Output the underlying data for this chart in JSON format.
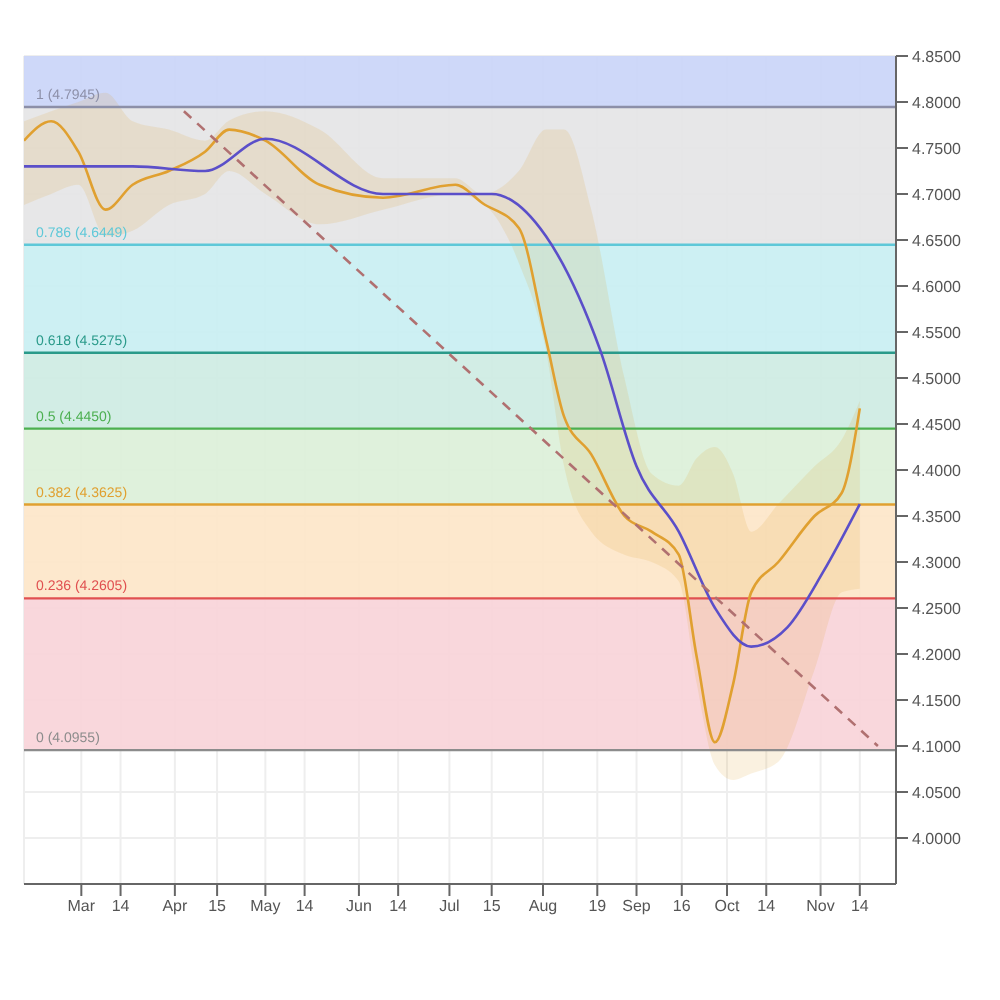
{
  "chart_data": {
    "type": "line",
    "xlim": [
      "--02-11",
      "--11-26"
    ],
    "xticks": [
      {
        "value": "--03-01",
        "label": "Mar"
      },
      {
        "value": "--03-14",
        "label": "14"
      },
      {
        "value": "--04-01",
        "label": "Apr"
      },
      {
        "value": "--04-15",
        "label": "15"
      },
      {
        "value": "--05-01",
        "label": "May"
      },
      {
        "value": "--05-14",
        "label": "14"
      },
      {
        "value": "--06-01",
        "label": "Jun"
      },
      {
        "value": "--06-14",
        "label": "14"
      },
      {
        "value": "--07-01",
        "label": "Jul"
      },
      {
        "value": "--07-15",
        "label": "15"
      },
      {
        "value": "--08-01",
        "label": "Aug"
      },
      {
        "value": "--08-19",
        "label": "19"
      },
      {
        "value": "--09-01",
        "label": "Sep"
      },
      {
        "value": "--09-16",
        "label": "16"
      },
      {
        "value": "--10-01",
        "label": "Oct"
      },
      {
        "value": "--10-14",
        "label": "14"
      },
      {
        "value": "--11-01",
        "label": "Nov"
      },
      {
        "value": "--11-14",
        "label": "14"
      }
    ],
    "ylim": [
      3.95,
      4.85
    ],
    "yticks": [
      {
        "value": 4.0,
        "label": "4.0000"
      },
      {
        "value": 4.05,
        "label": "4.0500"
      },
      {
        "value": 4.1,
        "label": "4.1000"
      },
      {
        "value": 4.15,
        "label": "4.1500"
      },
      {
        "value": 4.2,
        "label": "4.2000"
      },
      {
        "value": 4.25,
        "label": "4.2500"
      },
      {
        "value": 4.3,
        "label": "4.3000"
      },
      {
        "value": 4.35,
        "label": "4.3500"
      },
      {
        "value": 4.4,
        "label": "4.4000"
      },
      {
        "value": 4.45,
        "label": "4.4500"
      },
      {
        "value": 4.5,
        "label": "4.5000"
      },
      {
        "value": 4.55,
        "label": "4.5500"
      },
      {
        "value": 4.6,
        "label": "4.6000"
      },
      {
        "value": 4.65,
        "label": "4.6500"
      },
      {
        "value": 4.7,
        "label": "4.7000"
      },
      {
        "value": 4.75,
        "label": "4.7500"
      },
      {
        "value": 4.8,
        "label": "4.8000"
      },
      {
        "value": 4.85,
        "label": "4.8500"
      }
    ],
    "grid": true,
    "legend": false,
    "marker": "none",
    "series": [
      {
        "color": "#e0a030",
        "line_style": "solid",
        "x": [
          "--02-11",
          "--02-20",
          "--02-29",
          "--03-09",
          "--03-18",
          "--03-30",
          "--04-11",
          "--04-19",
          "--05-01",
          "--05-19",
          "--06-09",
          "--07-03",
          "--07-12",
          "--07-24",
          "--08-02",
          "--08-08",
          "--08-17",
          "--08-28",
          "--09-06",
          "--09-15",
          "--09-21",
          "--09-27",
          "--10-03",
          "--10-09",
          "--10-18",
          "--10-30",
          "--11-08",
          "--11-14"
        ],
        "values": [
          4.758,
          4.779,
          4.746,
          4.683,
          4.71,
          4.725,
          4.746,
          4.77,
          4.758,
          4.71,
          4.696,
          4.71,
          4.69,
          4.663,
          4.542,
          4.458,
          4.417,
          4.35,
          4.333,
          4.308,
          4.196,
          4.104,
          4.167,
          4.267,
          4.3,
          4.35,
          4.375,
          4.467
        ],
        "upper": [
          4.779,
          4.79,
          4.8,
          4.81,
          4.779,
          4.77,
          4.758,
          4.78,
          4.79,
          4.77,
          4.717,
          4.717,
          4.7,
          4.725,
          4.77,
          4.77,
          4.683,
          4.5,
          4.396,
          4.383,
          4.413,
          4.425,
          4.396,
          4.333,
          4.363,
          4.404,
          4.433,
          4.475
        ],
        "lower": [
          4.688,
          4.7,
          4.71,
          4.654,
          4.66,
          4.688,
          4.7,
          4.725,
          4.7,
          4.667,
          4.683,
          4.7,
          4.69,
          4.625,
          4.53,
          4.404,
          4.333,
          4.308,
          4.3,
          4.279,
          4.167,
          4.079,
          4.063,
          4.07,
          4.083,
          4.183,
          4.267,
          4.271
        ]
      },
      {
        "color": "#5b4fc9",
        "line_style": "solid",
        "x": [
          "--02-11",
          "--03-18",
          "--04-11",
          "--05-01",
          "--06-09",
          "--07-15",
          "--08-02",
          "--08-20",
          "--09-01",
          "--09-15",
          "--09-27",
          "--10-09",
          "--10-21",
          "--11-02",
          "--11-14"
        ],
        "values": [
          4.73,
          4.73,
          4.725,
          4.76,
          4.7,
          4.7,
          4.654,
          4.53,
          4.404,
          4.333,
          4.25,
          4.208,
          4.229,
          4.29,
          4.363
        ]
      },
      {
        "color": "#b07070",
        "line_style": "dashed",
        "x": [
          "--04-04",
          "--11-20"
        ],
        "values": [
          4.79,
          4.1
        ]
      }
    ],
    "ref_lines": [
      {
        "axis": "y",
        "value": 4.7945,
        "label": "1 (4.7945)",
        "color": "#8c8fa8"
      },
      {
        "axis": "y",
        "value": 4.6449,
        "label": "0.786 (4.6449)",
        "color": "#5ec8d8"
      },
      {
        "axis": "y",
        "value": 4.5275,
        "label": "0.618 (4.5275)",
        "color": "#2a9a8a"
      },
      {
        "axis": "y",
        "value": 4.445,
        "label": "0.5 (4.4450)",
        "color": "#4caf50"
      },
      {
        "axis": "y",
        "value": 4.3625,
        "label": "0.382 (4.3625)",
        "color": "#e0a030"
      },
      {
        "axis": "y",
        "value": 4.2605,
        "label": "0.236 (4.2605)",
        "color": "#e05050"
      },
      {
        "axis": "y",
        "value": 4.0955,
        "label": "0 (4.0955)",
        "color": "#8c8c8c"
      }
    ],
    "bands": [
      {
        "axis": "y",
        "from": 4.7945,
        "to": 4.85,
        "color": "#c9d4f8"
      },
      {
        "axis": "y",
        "from": 4.6449,
        "to": 4.7945,
        "color": "#e4e4e6"
      },
      {
        "axis": "y",
        "from": 4.5275,
        "to": 4.6449,
        "color": "#c8eef2"
      },
      {
        "axis": "y",
        "from": 4.445,
        "to": 4.5275,
        "color": "#cdebe2"
      },
      {
        "axis": "y",
        "from": 4.3625,
        "to": 4.445,
        "color": "#dcefd8"
      },
      {
        "axis": "y",
        "from": 4.2605,
        "to": 4.3625,
        "color": "#fde6c8"
      },
      {
        "axis": "y",
        "from": 4.0955,
        "to": 4.2605,
        "color": "#f8d3d8"
      }
    ]
  }
}
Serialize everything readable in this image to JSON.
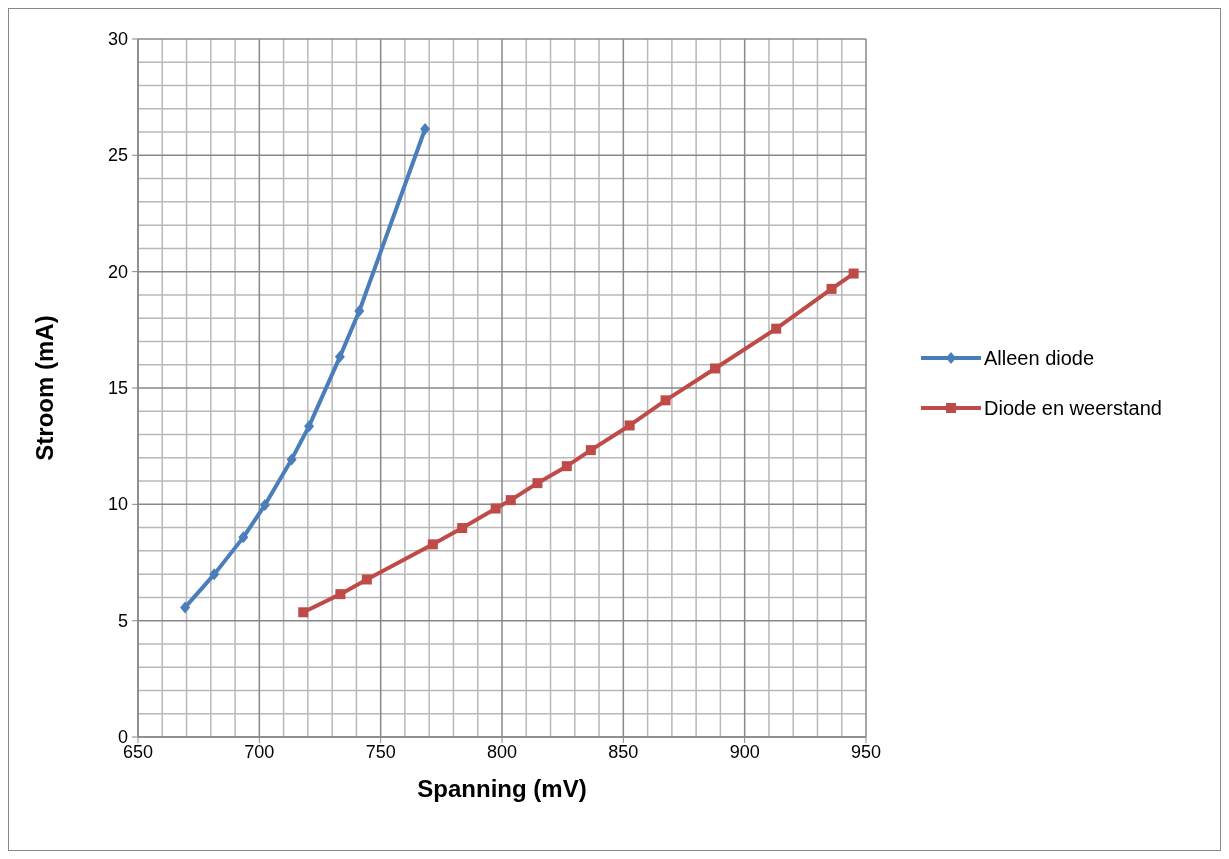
{
  "chart_data": {
    "type": "line",
    "xlabel": "Spanning (mV)",
    "ylabel": "Stroom (mA)",
    "xlim": [
      650,
      950
    ],
    "xticks": [
      650,
      700,
      750,
      800,
      850,
      900,
      950
    ],
    "ylim": [
      0,
      30
    ],
    "yticks": [
      0,
      5,
      10,
      15,
      20,
      25,
      30
    ],
    "grid": true,
    "legend": "right",
    "line_style": "solid",
    "series": [
      {
        "name": "Alleen diode",
        "color": "#4a7ebb",
        "marker": "diamond",
        "x": [
          669.4,
          681.4,
          693.4,
          702.3,
          713.3,
          720.5,
          733.2,
          741.2,
          768.3
        ],
        "values": [
          5.57,
          6.99,
          8.58,
          9.97,
          11.93,
          13.36,
          16.34,
          18.31,
          26.13
        ]
      },
      {
        "name": "Diode en weerstand",
        "color": "#be4b48",
        "marker": "square",
        "x": [
          718.1,
          733.4,
          744.3,
          771.5,
          783.6,
          797.4,
          803.6,
          814.6,
          826.7,
          836.6,
          852.6,
          867.4,
          887.8,
          913,
          935.8,
          944.9
        ],
        "values": [
          5.36,
          6.14,
          6.77,
          8.28,
          8.98,
          9.82,
          10.18,
          10.91,
          11.64,
          12.33,
          13.39,
          14.47,
          15.84,
          17.55,
          19.26,
          19.92
        ]
      }
    ]
  }
}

※ ※ ※

→ BRIEF
Give the number of lines in the material above that have the word "marker" in them, and nothing more.

→ RESPONSE BELOW
3